**What is asked:**
Below are some entries. Copy each line that holds the string "кроме".

**Dataset items:**
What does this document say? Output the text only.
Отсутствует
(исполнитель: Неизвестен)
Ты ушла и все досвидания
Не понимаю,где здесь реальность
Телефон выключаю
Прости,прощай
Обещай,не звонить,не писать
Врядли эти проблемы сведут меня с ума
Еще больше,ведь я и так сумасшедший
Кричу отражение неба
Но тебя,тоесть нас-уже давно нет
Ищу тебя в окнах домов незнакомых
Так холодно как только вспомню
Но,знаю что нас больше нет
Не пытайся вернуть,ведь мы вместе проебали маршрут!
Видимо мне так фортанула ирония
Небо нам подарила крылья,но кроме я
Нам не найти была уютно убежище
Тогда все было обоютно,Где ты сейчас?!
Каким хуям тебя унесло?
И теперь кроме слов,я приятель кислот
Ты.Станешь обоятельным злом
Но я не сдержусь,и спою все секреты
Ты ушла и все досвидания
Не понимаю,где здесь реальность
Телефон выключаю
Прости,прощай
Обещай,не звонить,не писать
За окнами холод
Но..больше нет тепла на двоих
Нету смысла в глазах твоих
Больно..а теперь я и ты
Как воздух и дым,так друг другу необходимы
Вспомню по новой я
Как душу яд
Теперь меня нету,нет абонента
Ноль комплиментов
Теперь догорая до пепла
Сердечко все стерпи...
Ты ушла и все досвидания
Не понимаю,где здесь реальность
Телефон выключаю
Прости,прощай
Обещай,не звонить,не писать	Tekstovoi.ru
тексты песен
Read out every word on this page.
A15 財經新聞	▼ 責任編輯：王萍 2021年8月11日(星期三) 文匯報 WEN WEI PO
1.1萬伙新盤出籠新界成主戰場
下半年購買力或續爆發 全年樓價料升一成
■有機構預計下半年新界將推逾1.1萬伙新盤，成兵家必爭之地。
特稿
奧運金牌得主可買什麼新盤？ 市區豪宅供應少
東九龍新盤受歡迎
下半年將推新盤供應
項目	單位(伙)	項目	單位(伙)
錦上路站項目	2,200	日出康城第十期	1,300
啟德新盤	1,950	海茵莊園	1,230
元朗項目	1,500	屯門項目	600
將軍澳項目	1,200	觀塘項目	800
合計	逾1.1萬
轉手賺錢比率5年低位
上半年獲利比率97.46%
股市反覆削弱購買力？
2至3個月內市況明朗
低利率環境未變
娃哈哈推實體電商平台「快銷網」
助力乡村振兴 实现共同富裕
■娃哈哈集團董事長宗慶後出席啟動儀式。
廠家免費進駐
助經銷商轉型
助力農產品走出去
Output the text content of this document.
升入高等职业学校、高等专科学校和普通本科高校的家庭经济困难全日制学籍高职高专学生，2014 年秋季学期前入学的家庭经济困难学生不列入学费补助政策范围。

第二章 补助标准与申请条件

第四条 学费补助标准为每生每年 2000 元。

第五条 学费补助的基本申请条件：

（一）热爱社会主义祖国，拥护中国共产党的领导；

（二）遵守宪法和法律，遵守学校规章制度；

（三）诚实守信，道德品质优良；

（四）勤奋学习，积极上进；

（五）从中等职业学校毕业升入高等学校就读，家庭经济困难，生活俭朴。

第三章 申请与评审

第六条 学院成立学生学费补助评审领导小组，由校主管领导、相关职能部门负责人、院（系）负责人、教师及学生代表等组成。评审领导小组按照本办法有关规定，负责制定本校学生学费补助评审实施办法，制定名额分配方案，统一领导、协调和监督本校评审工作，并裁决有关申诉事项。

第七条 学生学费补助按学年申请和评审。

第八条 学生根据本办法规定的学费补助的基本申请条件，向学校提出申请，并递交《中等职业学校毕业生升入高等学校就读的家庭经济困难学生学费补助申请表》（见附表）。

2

**The output:**
Небо нам подарила крылья,но кроме я
И теперь кроме слов,я приятель кислот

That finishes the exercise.